▶ [WORK TO COMPLETE] Check every line of the material below for "залога". Give the number of lines that have it, and only that.

▶ [DATASET EXCERPTS]
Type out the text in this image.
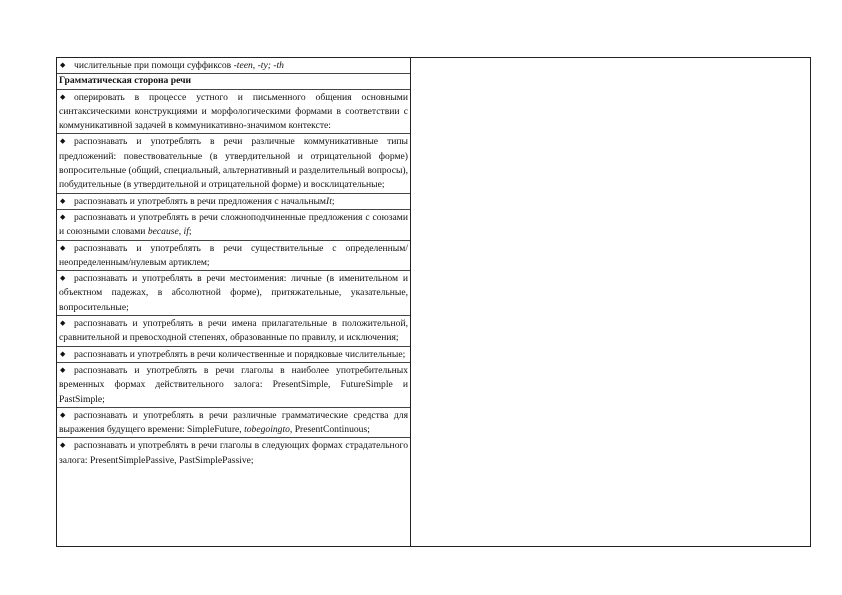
◆ числительные при помощи суффиксов -teen, -ty; -th
Грамматическая сторона речи
◆ оперировать в процессе устного и письменного общения основными синтаксическими конструкциями и морфологическими формами в соответствии с коммуникативной задачей в коммуникативно-значимом контексте:
◆ распознавать и употреблять в речи различные коммуникативные типы предложений: повествовательные (в утвердительной и отрицательной форме) вопросительные (общий, специальный, альтернативный и разделительный вопросы), побудительные (в утвердительной и отрицательной форме) и восклицательные;
◆ распознавать и употреблять в речи предложения с начальнымIt;
◆ распознавать и употреблять в речи сложноподчиненные предложения с союзами и союзными словами because, if;
◆ распознавать и употреблять в речи существительные с определенным/ неопределенным/нулевым артиклем;
◆ распознавать и употреблять в речи местоимения: личные (в именительном и объектном падежах, в абсолютной форме), притяжательные, указательные, вопросительные;
◆ распознавать и употреблять в речи имена прилагательные в положительной, сравнительной и превосходной степенях, образованные по правилу, и исключения;
◆ распознавать и употреблять в речи количественные и порядковые числительные;
◆ распознавать и употреблять в речи глаголы в наиболее употребительных временных формах действительного залога: PresentSimple, FutureSimple и PastSimple;
◆ распознавать и употреблять в речи различные грамматические средства для выражения будущего времени: SimpleFuture, tobegoingto, PresentContinuous;
◆ распознавать и употреблять в речи глаголы в следующих формах страдательного залога: PresentSimplePassive, PastSimplePassive;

▶ [EXERCISE RESULT] 2